Start

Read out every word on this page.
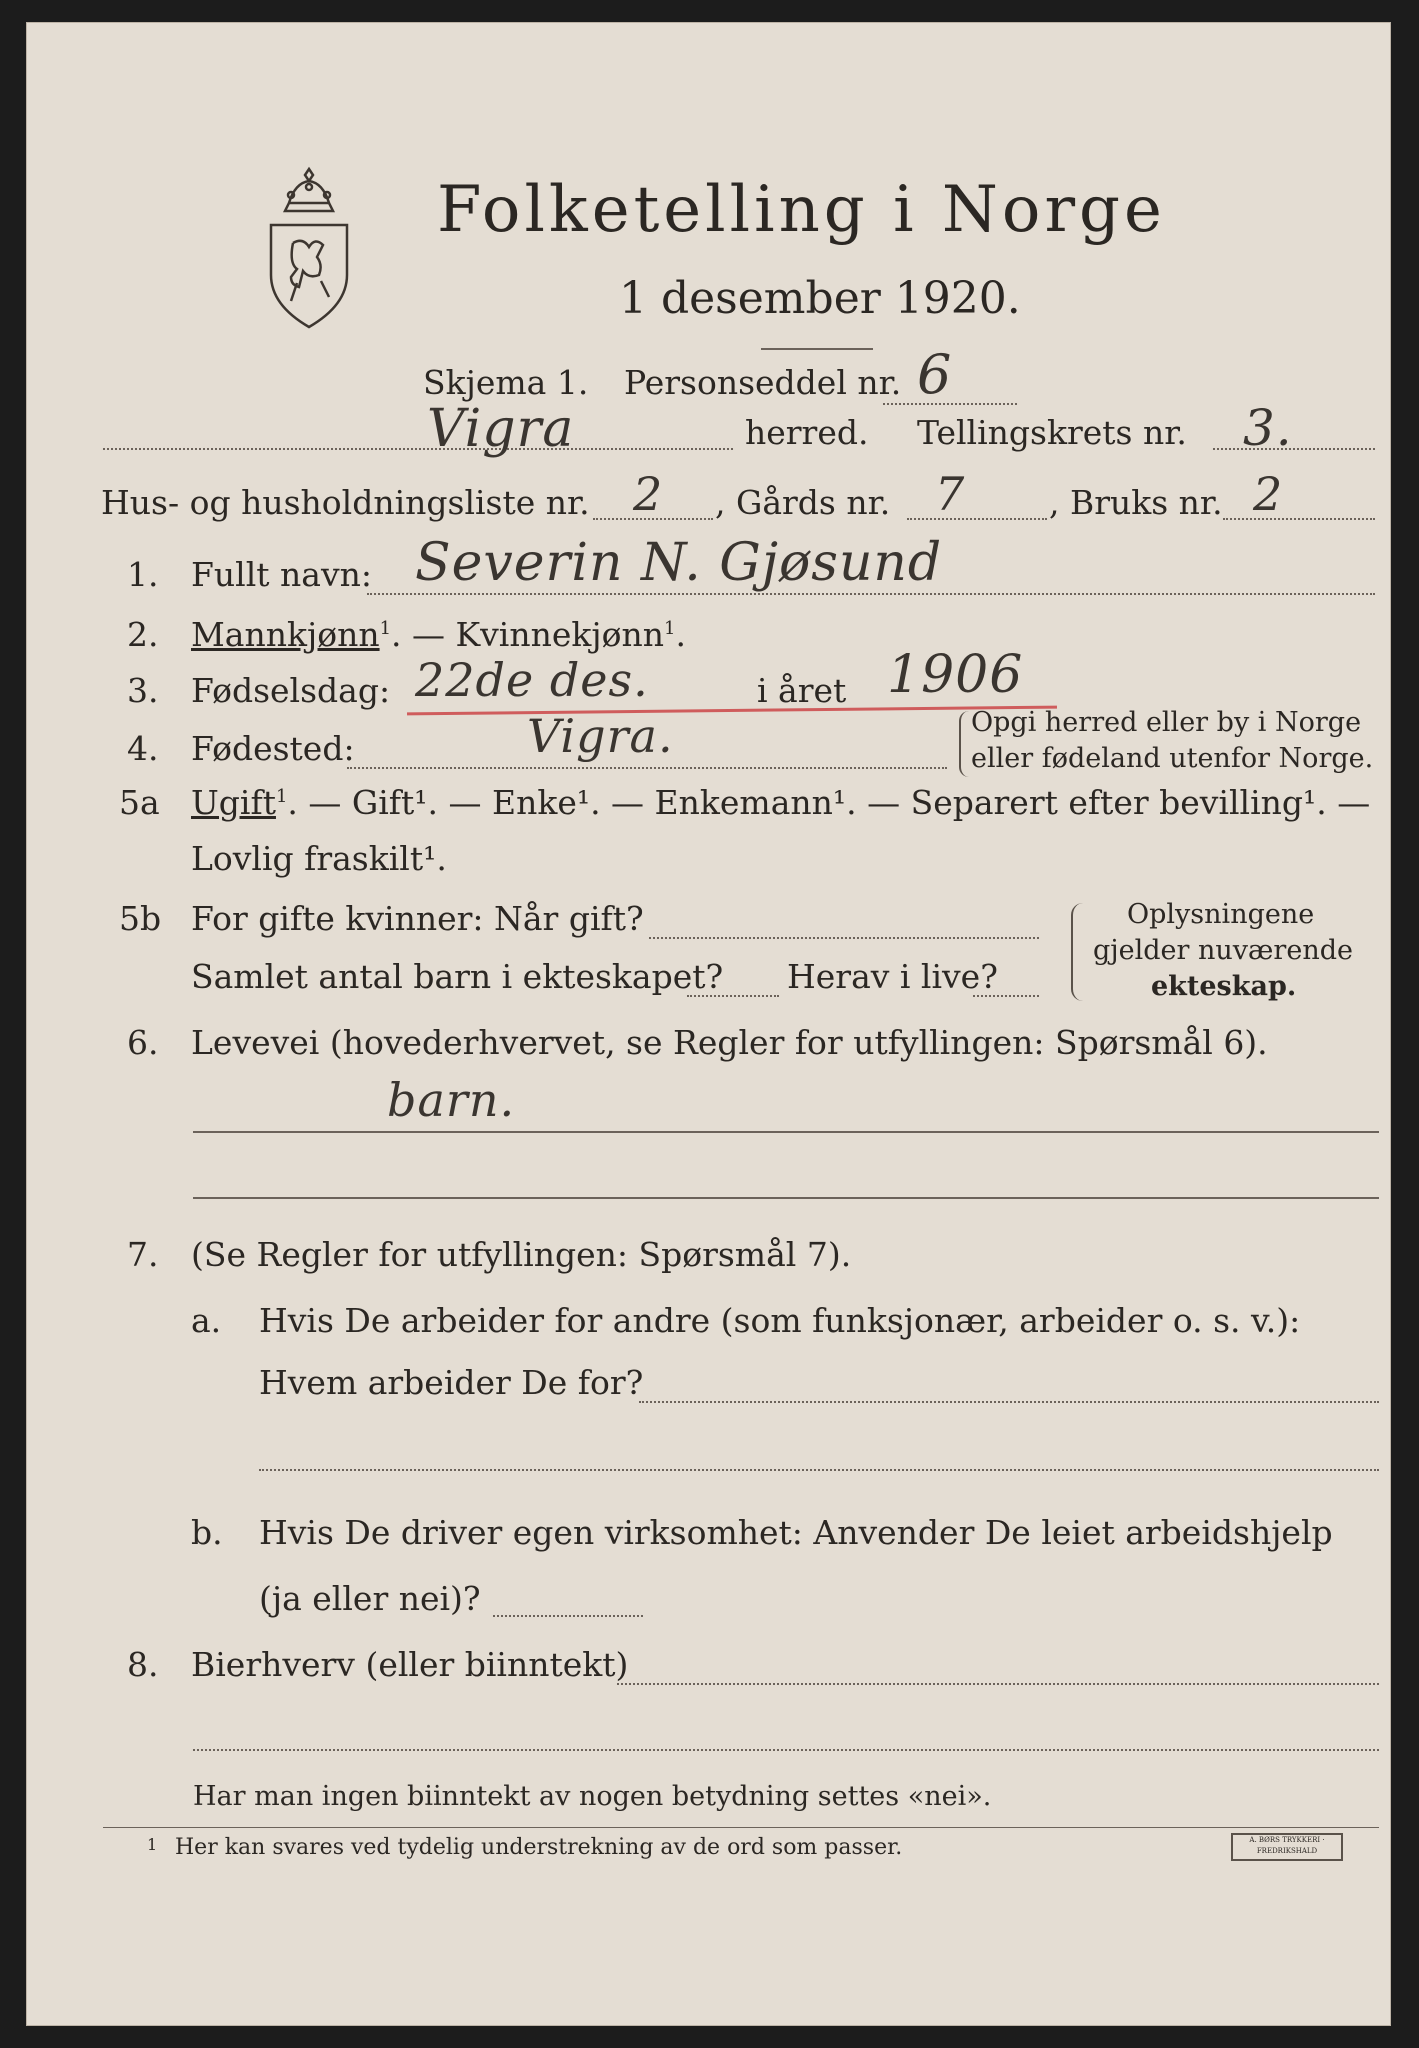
Folketelling i Norge
1 desember 1920.
Skjema 1. Personseddel nr. 6
Vigra	herred. Tellingskrets nr. 3.
Hus- og husholdningsliste nr. 2 , Gårds nr. 7	, Bruks nr. 2
1. Fullt navn: Severin N. Gjøsund
2. Mannkjønn$^1$. — Kvinnekjønn$^1$.
3. Fødselsdag: 22de des.	i året 1906
4. Fødested:	Vigra.	Opgi herred eller by i Norge
eller fødeland utenfor Norge.
5a Ugift$^1$. — Gift¹. — Enke¹. — Enkemann¹. — Separert efter bevilling¹. —
Lovlig fraskilt¹.
5b For gifte kvinner: Når gift?
Samlet antal barn i ekteskapet? Herav i live?
Oplysningene
gjelder nuværende
ekteskap.
6. Levevei (hovederhvervet, se Regler for utfyllingen: Spørsmål 6).
barn.
7. (Se Regler for utfyllingen: Spørsmål 7).
a. Hvis De arbeider for andre (som funksjonær, arbeider o. s. v.):
Hvem arbeider De for?
b. Hvis De driver egen virksomhet: Anvender De leiet arbeidshjelp
(ja eller nei)?
8. Bierhverv (eller biinntekt)
Har man ingen biinntekt av nogen betydning settes «nei».
1 Her kan svares ved tydelig understrekning av de ord som passer.	A. BØRS TRYKKERI · FREDRIKSHALD
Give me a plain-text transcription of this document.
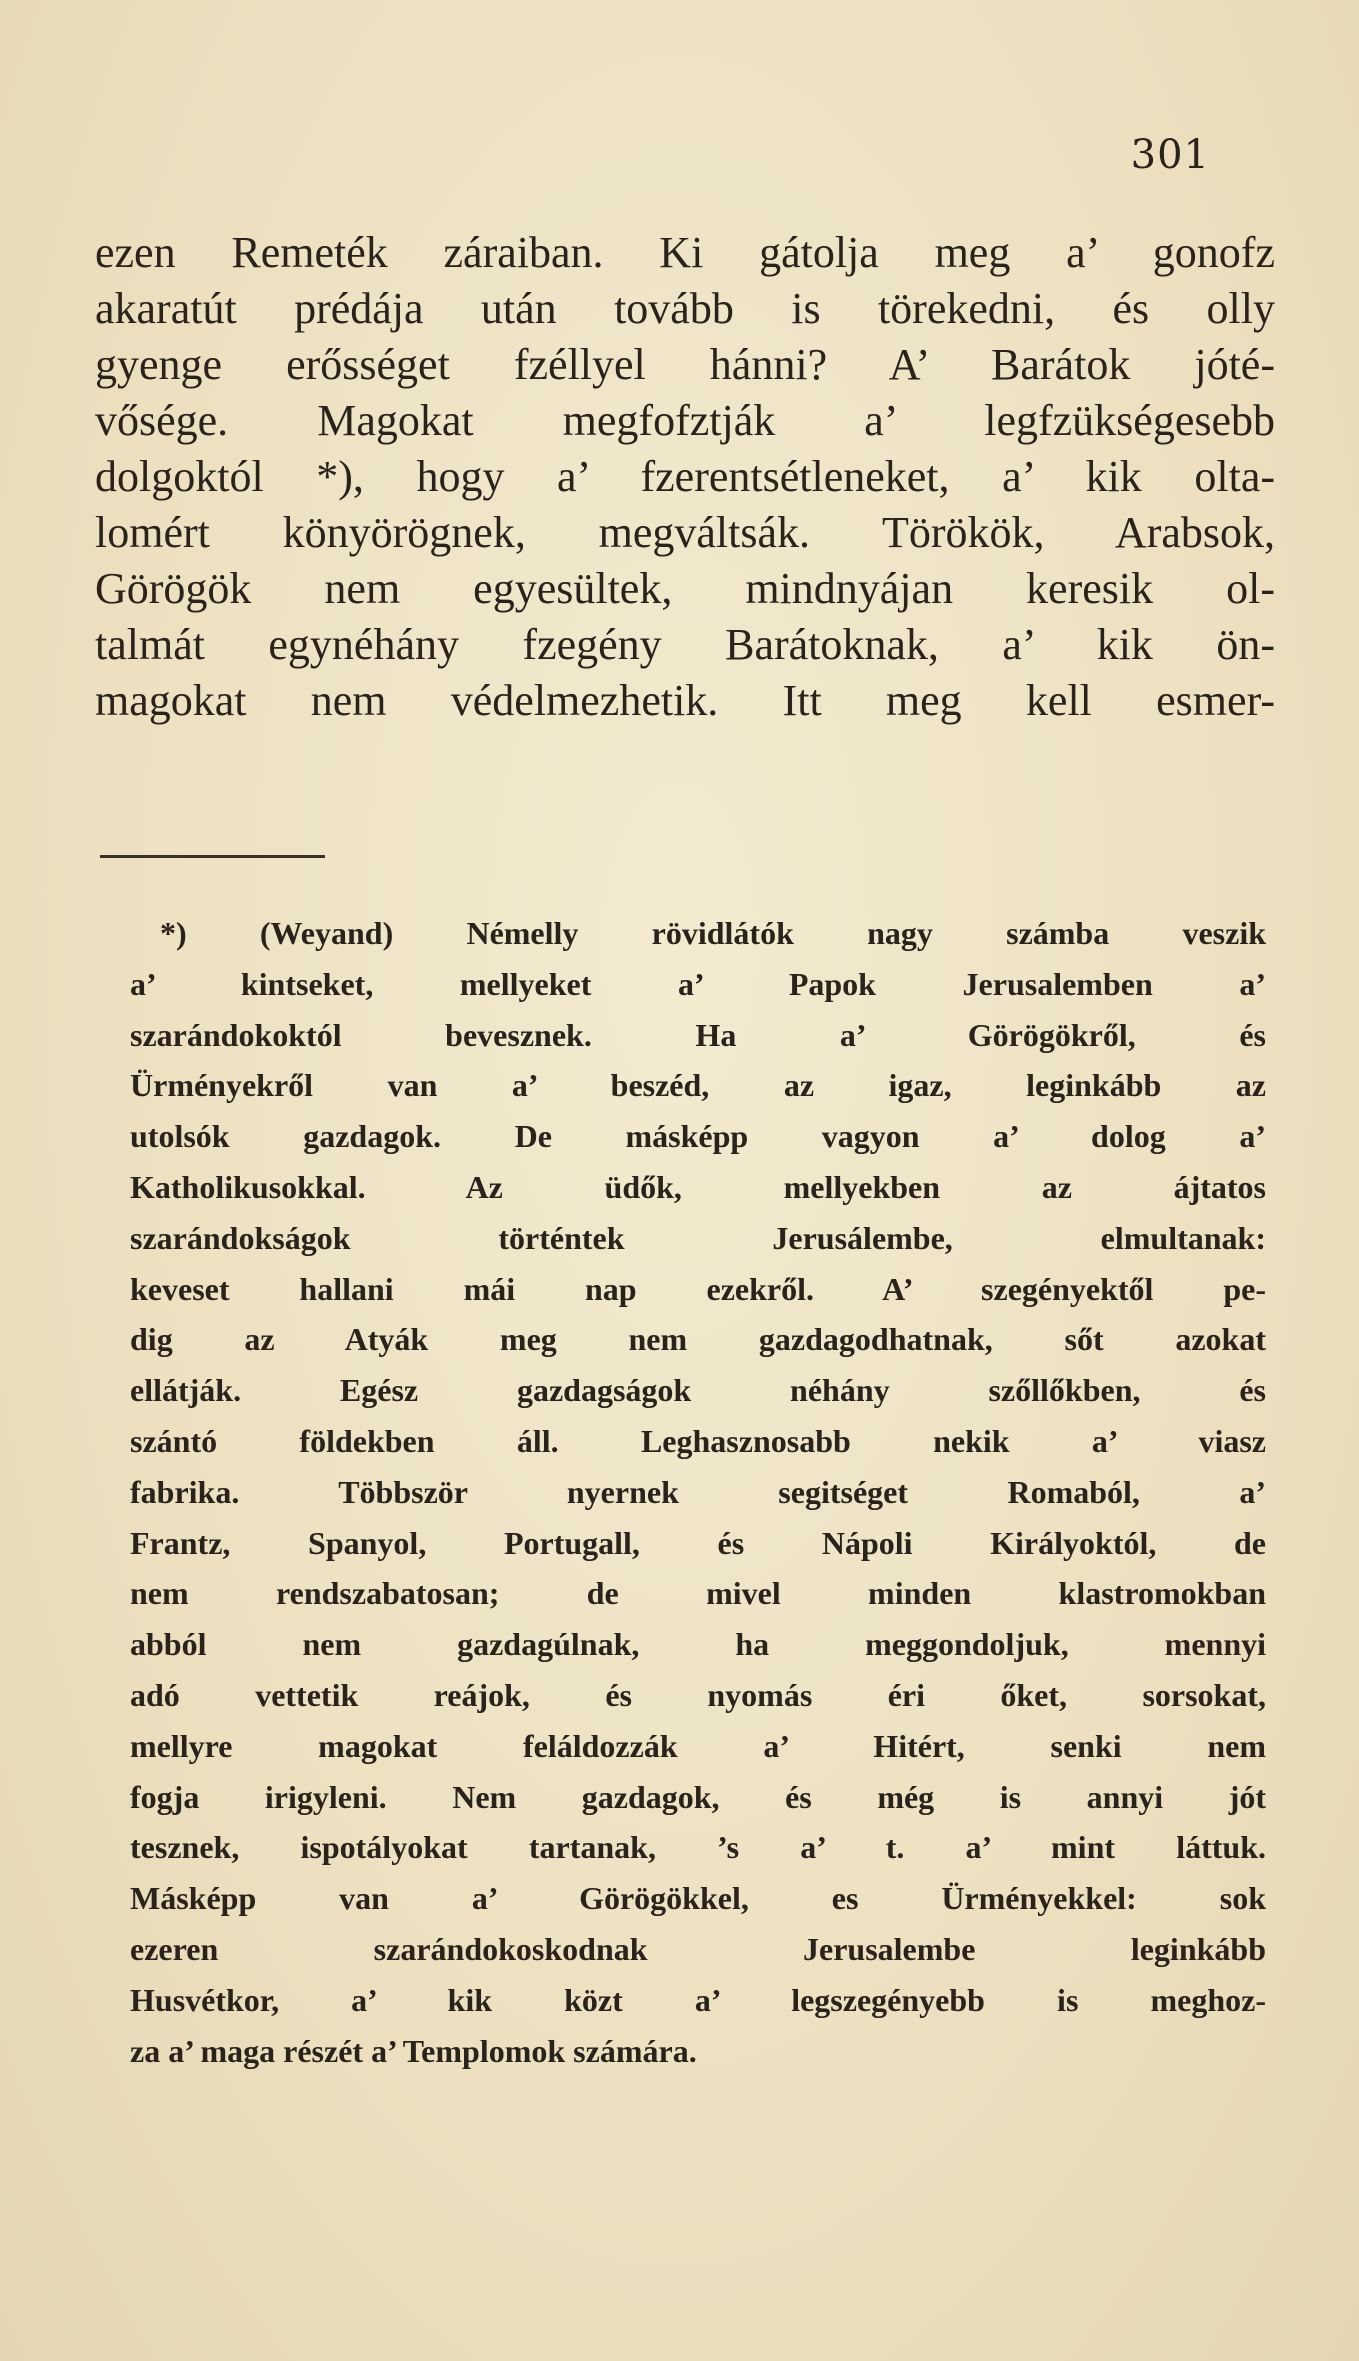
301
ezen Remeték záraiban. Ki gátolja meg a’ gonofz
akaratút prédája után tovább is törekedni, és olly
gyenge erősséget fzéllyel hánni? A’ Barátok jóté-
vősége. Magokat megfofztják a’ legfzükségesebb
dolgoktól *), hogy a’ fzerentsétleneket, a’ kik olta-
lomért könyörögnek, megváltsák. Törökök, Arabsok,
Görögök nem egyesültek, mindnyájan keresik ol-
talmát egynéhány fzegény Barátoknak, a’ kik ön-
magokat nem védelmezhetik. Itt meg kell esmer-
*) (Weyand) Némelly rövidlátók nagy számba veszik
a’ kintseket, mellyeket a’ Papok Jerusalemben a’
szarándokoktól bevesznek. Ha a’ Görögökről, és
Ürményekről van a’ beszéd, az igaz, leginkább az
utolsók gazdagok. De másképp vagyon a’ dolog a’
Katholikusokkal. Az üdők, mellyekben az ájtatos
szarándokságok történtek Jerusálembe, elmultanak:
keveset hallani mái nap ezekről. A’ szegényektől pe-
dig az Atyák meg nem gazdagodhatnak, sőt azokat
ellátják. Egész gazdagságok néhány szőllőkben, és
szántó földekben áll. Leghasznosabb nekik a’ viasz
fabrika. Többször nyernek segitséget Romaból, a’
Frantz, Spanyol, Portugall, és Nápoli Királyoktól, de
nem rendszabatosan; de mivel minden klastromokban
abból nem gazdagúlnak, ha meggondoljuk, mennyi
adó vettetik reájok, és nyomás éri őket, sorsokat,
mellyre magokat feláldozzák a’ Hitért, senki nem
fogja irigyleni. Nem gazdagok, és még is annyi jót
tesznek, ispotályokat tartanak, ’s a’ t. a’ mint láttuk.
Másképp van a’ Görögökkel, es Ürményekkel: sok
ezeren szarándokoskodnak Jerusalembe leginkább
Husvétkor, a’ kik közt a’ legszegényebb is meghoz-
za a’ maga részét a’ Templomok számára.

End

• [TASK DIRECTIONS]:
Copy the listing exactly. Any image in it stays out of the copy.

• [RESPONSE]:
Read out every word on this page.
Folketelling i Norge
1 desember 1920.
Skjema 1. Personseddel nr. 6
Vigra	herred. Tellingskrets nr. 3.
Hus- og husholdningsliste nr. 2 , Gårds nr. 7	, Bruks nr. 2
1. Fullt navn: Severin N. Gjøsund
2. Mannkjønn$^1$. — Kvinnekjønn$^1$.
3. Fødselsdag: 22de des.	i året 1906
4. Fødested:	Vigra.	Opgi herred eller by i Norge
eller fødeland utenfor Norge.
5a Ugift$^1$. — Gift¹. — Enke¹. — Enkemann¹. — Separert efter bevilling¹. —
Lovlig fraskilt¹.
5b For gifte kvinner: Når gift?
Samlet antal barn i ekteskapet? Herav i live?
Oplysningene
gjelder nuværende
ekteskap.
6. Levevei (hovederhvervet, se Regler for utfyllingen: Spørsmål 6).
barn.
7. (Se Regler for utfyllingen: Spørsmål 7).
a. Hvis De arbeider for andre (som funksjonær, arbeider o. s. v.):
Hvem arbeider De for?
b. Hvis De driver egen virksomhet: Anvender De leiet arbeidshjelp
(ja eller nei)?
8. Bierhverv (eller biinntekt)
Har man ingen biinntekt av nogen betydning settes «nei».
1 Her kan svares ved tydelig understrekning av de ord som passer.	A. BØRS TRYKKERI · FREDRIKSHALD
Give me a plain-text transcription of this document.
301
ezen Remeték záraiban. Ki gátolja meg a’ gonofz
akaratút prédája után tovább is törekedni, és olly
gyenge erősséget fzéllyel hánni? A’ Barátok jóté-
vősége. Magokat megfofztják a’ legfzükségesebb
dolgoktól *), hogy a’ fzerentsétleneket, a’ kik olta-
lomért könyörögnek, megváltsák. Törökök, Arabsok,
Görögök nem egyesültek, mindnyájan keresik ol-
talmát egynéhány fzegény Barátoknak, a’ kik ön-
magokat nem védelmezhetik. Itt meg kell esmer-
*) (Weyand) Némelly rövidlátók nagy számba veszik
a’ kintseket, mellyeket a’ Papok Jerusalemben a’
szarándokoktól bevesznek. Ha a’ Görögökről, és
Ürményekről van a’ beszéd, az igaz, leginkább az
utolsók gazdagok. De másképp vagyon a’ dolog a’
Katholikusokkal. Az üdők, mellyekben az ájtatos
szarándokságok történtek Jerusálembe, elmultanak:
keveset hallani mái nap ezekről. A’ szegényektől pe-
dig az Atyák meg nem gazdagodhatnak, sőt azokat
ellátják. Egész gazdagságok néhány szőllőkben, és
szántó földekben áll. Leghasznosabb nekik a’ viasz
fabrika. Többször nyernek segitséget Romaból, a’
Frantz, Spanyol, Portugall, és Nápoli Királyoktól, de
nem rendszabatosan; de mivel minden klastromokban
abból nem gazdagúlnak, ha meggondoljuk, mennyi
adó vettetik reájok, és nyomás éri őket, sorsokat,
mellyre magokat feláldozzák a’ Hitért, senki nem
fogja irigyleni. Nem gazdagok, és még is annyi jót
tesznek, ispotályokat tartanak, ’s a’ t. a’ mint láttuk.
Másképp van a’ Görögökkel, es Ürményekkel: sok
ezeren szarándokoskodnak Jerusalembe leginkább
Husvétkor, a’ kik közt a’ legszegényebb is meghoz-
za a’ maga részét a’ Templomok számára.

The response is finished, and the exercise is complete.